──────── Page ────────
This result was checked by a slightly modified calculation which I do not present here. It possesses two sum terms proportional to the tensors $δ_{i j} - \frac{k_{i} k_{j}}{{| k |}^{2}}$ and $\frac{k_{i} k_{j}}{{| k |}^{2}}$ describing transversal and longitudinal diffraction (or diffusion) of the light beam during propagation.

In the special case of an isotropic cold plasma with the permittivity $ε (ω) = 1 - \frac{ω_{p}^{2}}{ω^{2}}$ setting $ω_{l} = ω_{p}, ω_{t} = 0$ the formulae (10.1) for the group velocity and (10.10) for the diffraction coefficients simplify to

$v_{i} = c \frac{c | k |}{ω} \frac{k_{i}}{| k |} = c \sqrt{1 - \frac{ω_{p}^{2}}{ω^{2}}} \frac{k_{i}}{| k |}, \Rightarrow k v = ω (1 - \frac{ω_{p}^{2}}{ω^{2}}),$ (10.11)

that due to taking into account the frequency dispersion does not agree with (6.9). For the diffraction coefficients one finds

$W_{i j} = \frac{c^{2}}{ω} {δ_{i j} - \frac{k_{i} k_{j}}{{| k |}^{2}} + \frac{ω_{p}^{2}}{ω^{2}} \frac{k_{i} k_{j}}{{| k |}^{2}}},$ (10.12)

and it contains also a term proportional to $\frac{k_{i} k_{j}}{{| k |}^{2}}$ leading to a diffusion in longitudinal direction of the beam.

Without taking into account the dispersion we would obtain from (10.2)

${W^{'}}_{i j} = \frac{c^{2}}{\sqrt{ε (ω)}} (δ_{i j} - \frac{k_{i} k_{j}}{{| k |}^{2}}),$ (10.13)

that is without a “longitudinal” contribution proportional to $\frac{k_{i} k_{j}}{{| k |}^{2}}$ .
──────── Excerpted records ────────
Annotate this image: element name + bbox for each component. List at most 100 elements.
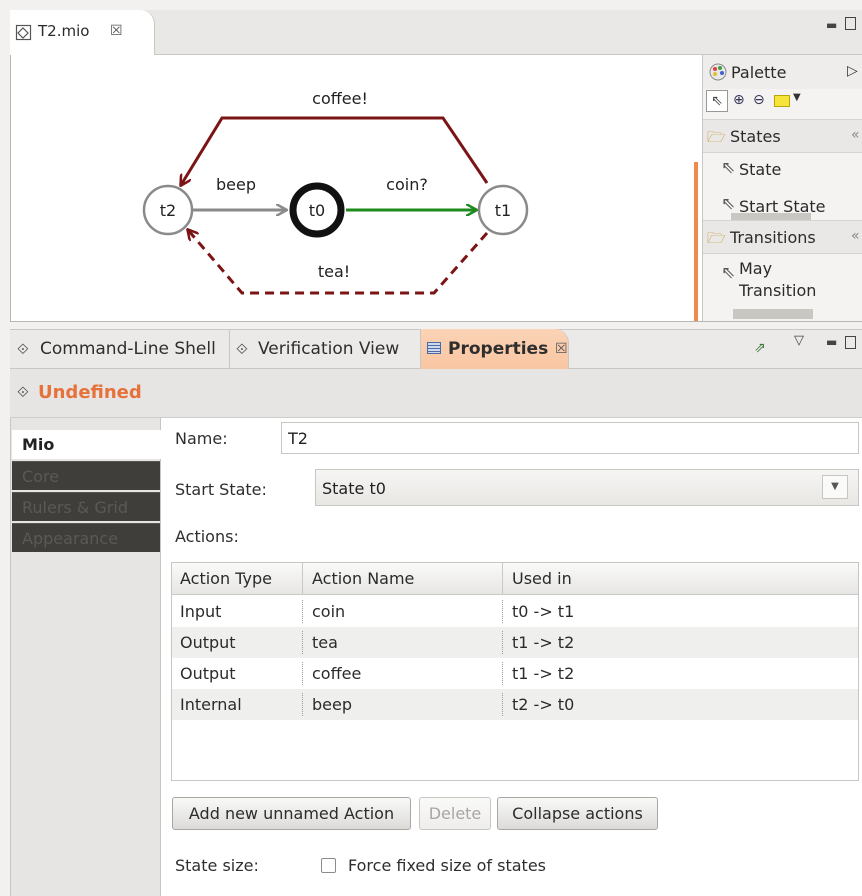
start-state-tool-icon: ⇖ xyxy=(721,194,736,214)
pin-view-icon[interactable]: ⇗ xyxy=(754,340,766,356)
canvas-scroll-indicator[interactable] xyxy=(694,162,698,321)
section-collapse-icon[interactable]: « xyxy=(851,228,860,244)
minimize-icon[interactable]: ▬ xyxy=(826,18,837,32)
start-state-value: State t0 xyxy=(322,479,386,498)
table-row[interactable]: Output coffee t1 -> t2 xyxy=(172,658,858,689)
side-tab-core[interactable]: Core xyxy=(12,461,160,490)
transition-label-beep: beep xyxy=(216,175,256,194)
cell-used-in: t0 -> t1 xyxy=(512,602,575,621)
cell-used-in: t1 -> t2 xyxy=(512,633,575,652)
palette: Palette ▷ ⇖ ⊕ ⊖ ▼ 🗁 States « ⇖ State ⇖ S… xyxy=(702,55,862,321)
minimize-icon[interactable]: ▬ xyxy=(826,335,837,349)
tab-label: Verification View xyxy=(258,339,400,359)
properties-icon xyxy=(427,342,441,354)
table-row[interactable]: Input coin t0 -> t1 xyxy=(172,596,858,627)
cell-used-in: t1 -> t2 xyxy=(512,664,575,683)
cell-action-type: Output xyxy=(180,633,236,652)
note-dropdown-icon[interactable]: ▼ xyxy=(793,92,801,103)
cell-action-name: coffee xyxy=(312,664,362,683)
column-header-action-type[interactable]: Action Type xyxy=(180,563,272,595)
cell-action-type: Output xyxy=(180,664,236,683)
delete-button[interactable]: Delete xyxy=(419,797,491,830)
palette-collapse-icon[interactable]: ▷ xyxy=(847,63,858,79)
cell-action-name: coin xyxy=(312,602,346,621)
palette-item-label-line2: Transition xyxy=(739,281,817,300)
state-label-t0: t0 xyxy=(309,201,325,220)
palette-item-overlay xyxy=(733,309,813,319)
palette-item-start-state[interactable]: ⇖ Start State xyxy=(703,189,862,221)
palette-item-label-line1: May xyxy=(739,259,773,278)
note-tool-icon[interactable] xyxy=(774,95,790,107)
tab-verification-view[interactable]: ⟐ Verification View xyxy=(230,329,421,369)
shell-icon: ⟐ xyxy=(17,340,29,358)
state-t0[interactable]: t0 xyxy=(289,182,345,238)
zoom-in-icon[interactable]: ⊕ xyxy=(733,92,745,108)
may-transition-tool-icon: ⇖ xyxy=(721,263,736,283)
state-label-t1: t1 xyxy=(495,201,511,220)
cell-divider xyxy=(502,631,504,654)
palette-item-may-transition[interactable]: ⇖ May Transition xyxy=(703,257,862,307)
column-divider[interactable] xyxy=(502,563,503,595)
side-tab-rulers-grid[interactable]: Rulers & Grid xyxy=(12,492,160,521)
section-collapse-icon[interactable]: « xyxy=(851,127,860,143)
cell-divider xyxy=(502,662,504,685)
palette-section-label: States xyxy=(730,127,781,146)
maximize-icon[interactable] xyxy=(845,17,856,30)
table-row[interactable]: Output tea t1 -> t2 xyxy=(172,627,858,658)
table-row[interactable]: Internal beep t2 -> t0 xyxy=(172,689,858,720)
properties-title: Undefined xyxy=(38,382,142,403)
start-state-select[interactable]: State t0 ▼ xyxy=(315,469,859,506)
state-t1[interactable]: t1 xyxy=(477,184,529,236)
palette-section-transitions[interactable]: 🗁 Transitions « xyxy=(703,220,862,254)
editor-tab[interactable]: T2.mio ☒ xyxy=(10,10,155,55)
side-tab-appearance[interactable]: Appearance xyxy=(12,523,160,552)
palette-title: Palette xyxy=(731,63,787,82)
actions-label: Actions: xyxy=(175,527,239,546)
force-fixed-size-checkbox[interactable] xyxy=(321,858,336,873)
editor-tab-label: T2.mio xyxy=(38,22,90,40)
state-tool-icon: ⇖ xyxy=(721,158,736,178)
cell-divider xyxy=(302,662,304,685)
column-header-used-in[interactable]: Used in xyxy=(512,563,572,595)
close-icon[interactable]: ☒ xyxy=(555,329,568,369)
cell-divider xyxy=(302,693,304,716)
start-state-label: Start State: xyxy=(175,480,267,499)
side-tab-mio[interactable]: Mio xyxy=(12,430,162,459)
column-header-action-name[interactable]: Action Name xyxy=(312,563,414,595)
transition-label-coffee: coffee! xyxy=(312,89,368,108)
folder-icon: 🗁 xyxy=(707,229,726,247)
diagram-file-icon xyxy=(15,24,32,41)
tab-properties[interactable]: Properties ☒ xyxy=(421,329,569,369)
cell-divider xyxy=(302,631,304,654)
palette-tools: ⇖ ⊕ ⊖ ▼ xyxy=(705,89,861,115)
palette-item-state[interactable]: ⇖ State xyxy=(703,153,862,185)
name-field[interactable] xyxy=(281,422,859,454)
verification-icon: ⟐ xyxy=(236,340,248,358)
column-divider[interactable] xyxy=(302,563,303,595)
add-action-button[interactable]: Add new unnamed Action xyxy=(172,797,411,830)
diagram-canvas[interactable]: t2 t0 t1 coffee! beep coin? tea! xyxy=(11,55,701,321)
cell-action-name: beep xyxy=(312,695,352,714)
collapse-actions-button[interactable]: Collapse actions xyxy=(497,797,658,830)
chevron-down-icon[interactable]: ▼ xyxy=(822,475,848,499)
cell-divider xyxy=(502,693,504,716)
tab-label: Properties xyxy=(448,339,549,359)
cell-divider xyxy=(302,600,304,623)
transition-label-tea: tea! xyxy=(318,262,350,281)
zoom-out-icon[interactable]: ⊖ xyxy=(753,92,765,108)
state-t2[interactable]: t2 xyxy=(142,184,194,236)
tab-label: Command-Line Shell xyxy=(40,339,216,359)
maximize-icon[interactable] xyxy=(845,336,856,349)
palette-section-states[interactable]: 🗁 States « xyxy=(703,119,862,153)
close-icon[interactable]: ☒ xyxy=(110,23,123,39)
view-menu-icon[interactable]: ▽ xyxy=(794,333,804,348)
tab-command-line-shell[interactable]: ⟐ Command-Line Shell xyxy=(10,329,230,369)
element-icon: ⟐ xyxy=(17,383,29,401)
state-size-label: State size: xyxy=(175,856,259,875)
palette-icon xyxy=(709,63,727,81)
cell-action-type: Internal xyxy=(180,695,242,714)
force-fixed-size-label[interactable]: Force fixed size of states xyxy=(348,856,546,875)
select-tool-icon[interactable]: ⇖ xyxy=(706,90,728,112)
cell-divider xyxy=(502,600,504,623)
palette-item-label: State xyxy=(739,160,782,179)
────────
**The problem:** Please write the next part of the passage on light beam diffraction in a cold plasma, picking up after its final sentence. The entries aren't needed here.

**Answer to the task:**
In Figure 4 we represent the permittivity $ε (ω)$ (blue curves) together with the group velocity in relation to the light velocity without taking into account dispersion of the permittivity $α (ω) (\equiv α_{disp} (ω))$ (yellow curves) and with taking it into account as $β (ω) \equiv \frac{| v |}{c}$ (red curves) for the passive ( $ω_{l} > ω_{t}$ , to the left) and the active case ( $ω_{t} > ω_{l}$ to the right). In the passive case we see that the group velocity remains smaller than the light velocity in every case and that it is real-valued in regions where $ε (ω)$ is positive and that taking into account the dispersion the deviations in comparison to neglect of dispersion are important, in particular, in the neighborhood of the resonance frequency $ω_{t}$ and in the neighborhood of the “(longitudinal)” frequency $ω_{l}$ . In addition, the group velocity possesses in every case the same direction as the wave vector. In the region $ω_{t} \leq ω \leq ω_{l}$ no relation of group velocity to light velocity (red) is drawn because the group velocity is there imaginary. All is so as expected. However, the same picture for the active case (to the right) contains an unexpected surprise.

In the active case $ω_{l} \leq ω_{t}$ (right-hand picture in Figure 4) the group velocity is here in certain regions of frequency larger than the light velocity or it is in opposite direction to the wave vector. The regions of $ω$ where it is larger than the light velocity but in direction of the wave vector $k$ are

$0 < ω < ω_{-}, ω_{+} < ω < \infty .$ (10.14)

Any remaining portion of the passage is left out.